↓

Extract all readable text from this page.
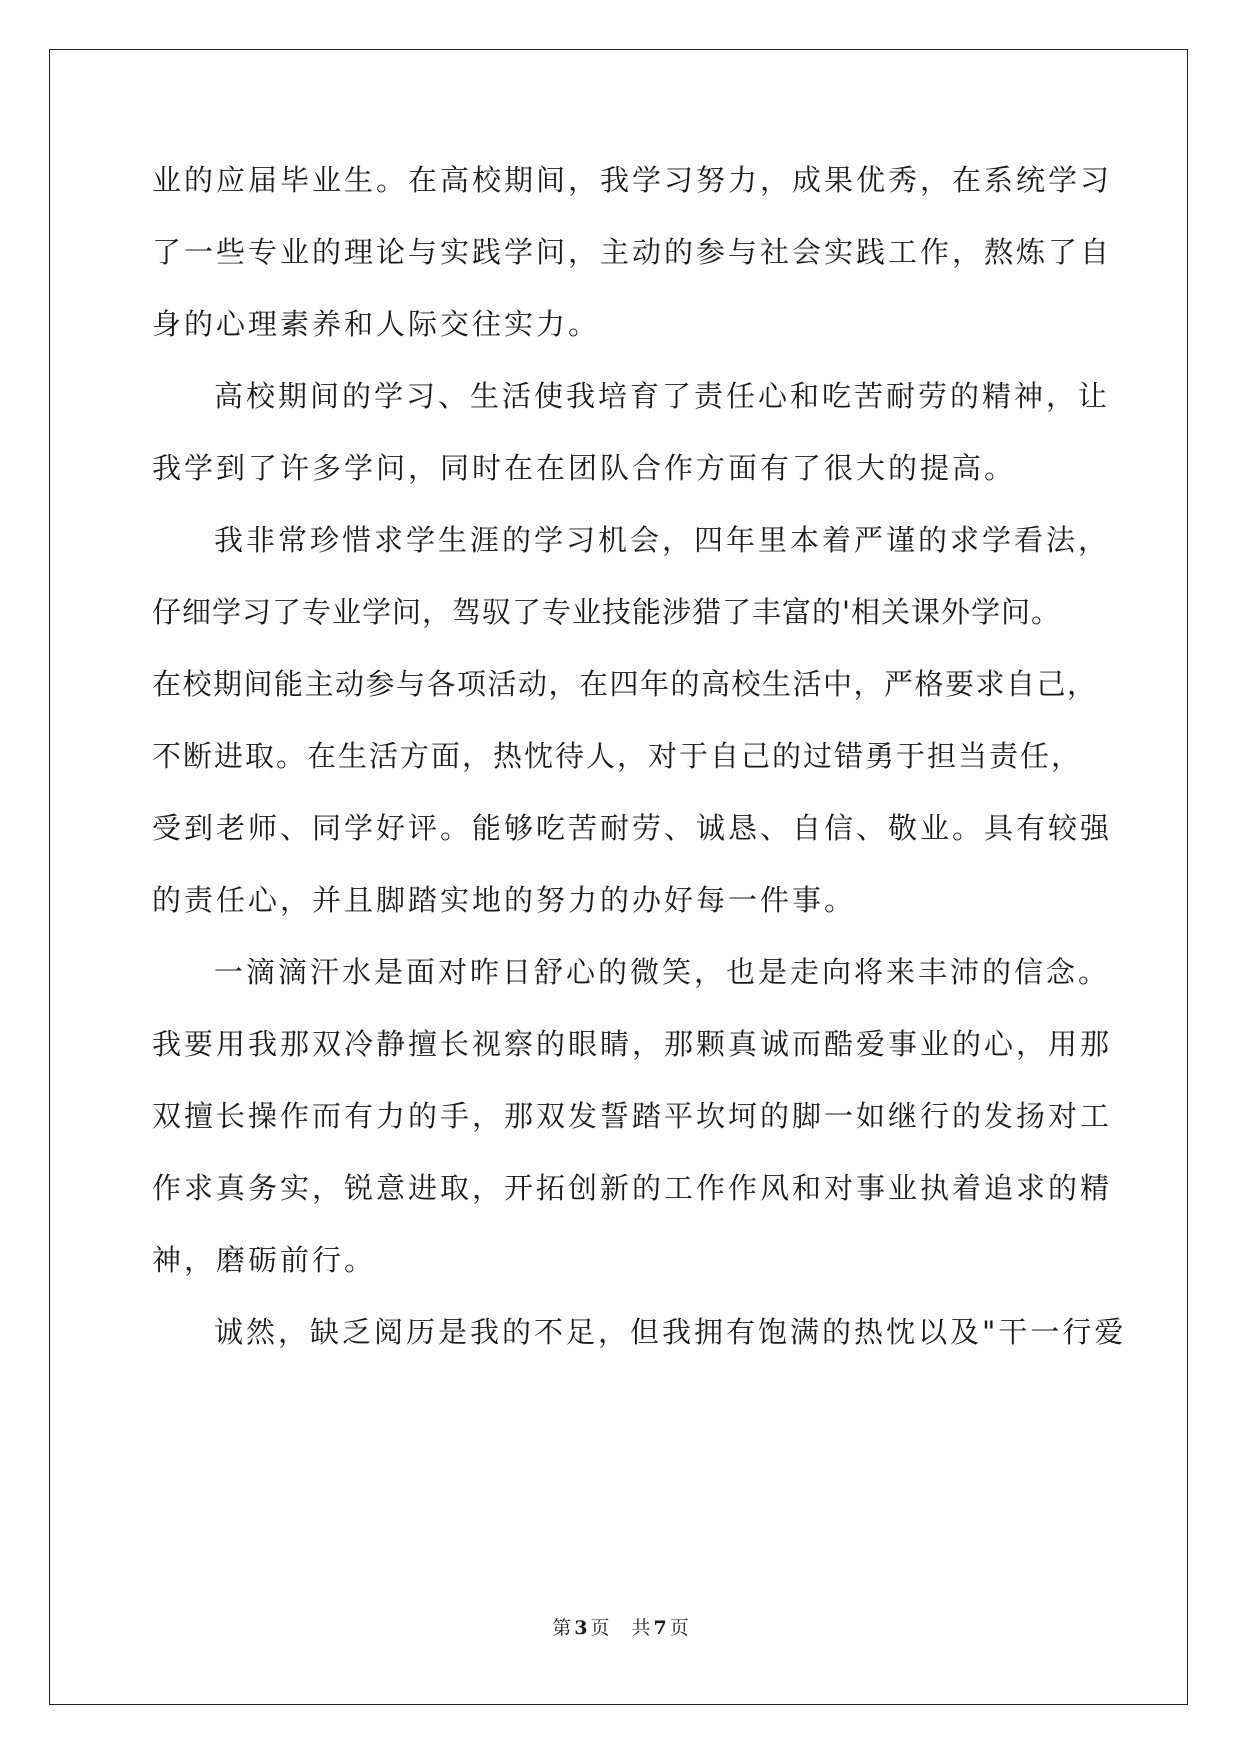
业的应届毕业生。在高校期间，我学习努力，成果优秀，在系统学习
了一些专业的理论与实践学问，主动的参与社会实践工作，熬炼了自
身的心理素养和人际交往实力。
高校期间的学习、生活使我培育了责任心和吃苦耐劳的精神，让
我学到了许多学问，同时在在团队合作方面有了很大的提高。
我非常珍惜求学生涯的学习机会，四年里本着严谨的求学看法，
仔细学习了专业学问，驾驭了专业技能涉猎了丰富的'相关课外学问。
在校期间能主动参与各项活动，在四年的高校生活中，严格要求自己，
不断进取。在生活方面，热忱待人，对于自己的过错勇于担当责任，
受到老师、同学好评。能够吃苦耐劳、诚恳、自信、敬业。具有较强
的责任心，并且脚踏实地的努力的办好每一件事。
一滴滴汗水是面对昨日舒心的微笑，也是走向将来丰沛的信念。
我要用我那双冷静擅长视察的眼睛，那颗真诚而酷爱事业的心，用那
双擅长操作而有力的手，那双发誓踏平坎坷的脚一如继行的发扬对工
作求真务实，锐意进取，开拓创新的工作作风和对事业执着追求的精
神，磨砺前行。
诚然，缺乏阅历是我的不足，但我拥有饱满的热忱以及"干一行爱
第 3 页 共 7 页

↑

Write out every entry again word for word, without any of the pictures.

Extract all readable text from this page.
业的应届毕业生。在高校期间，我学习努力，成果优秀，在系统学习
了一些专业的理论与实践学问，主动的参与社会实践工作，熬炼了自
身的心理素养和人际交往实力。
高校期间的学习、生活使我培育了责任心和吃苦耐劳的精神，让
我学到了许多学问，同时在在团队合作方面有了很大的提高。
我非常珍惜求学生涯的学习机会，四年里本着严谨的求学看法，
仔细学习了专业学问，驾驭了专业技能涉猎了丰富的'相关课外学问。
在校期间能主动参与各项活动，在四年的高校生活中，严格要求自己，
不断进取。在生活方面，热忱待人，对于自己的过错勇于担当责任，
受到老师、同学好评。能够吃苦耐劳、诚恳、自信、敬业。具有较强
的责任心，并且脚踏实地的努力的办好每一件事。
一滴滴汗水是面对昨日舒心的微笑，也是走向将来丰沛的信念。
我要用我那双冷静擅长视察的眼睛，那颗真诚而酷爱事业的心，用那
双擅长操作而有力的手，那双发誓踏平坎坷的脚一如继行的发扬对工
作求真务实，锐意进取，开拓创新的工作作风和对事业执着追求的精
神，磨砺前行。
诚然，缺乏阅历是我的不足，但我拥有饱满的热忱以及"干一行爱
第 3 页 共 7 页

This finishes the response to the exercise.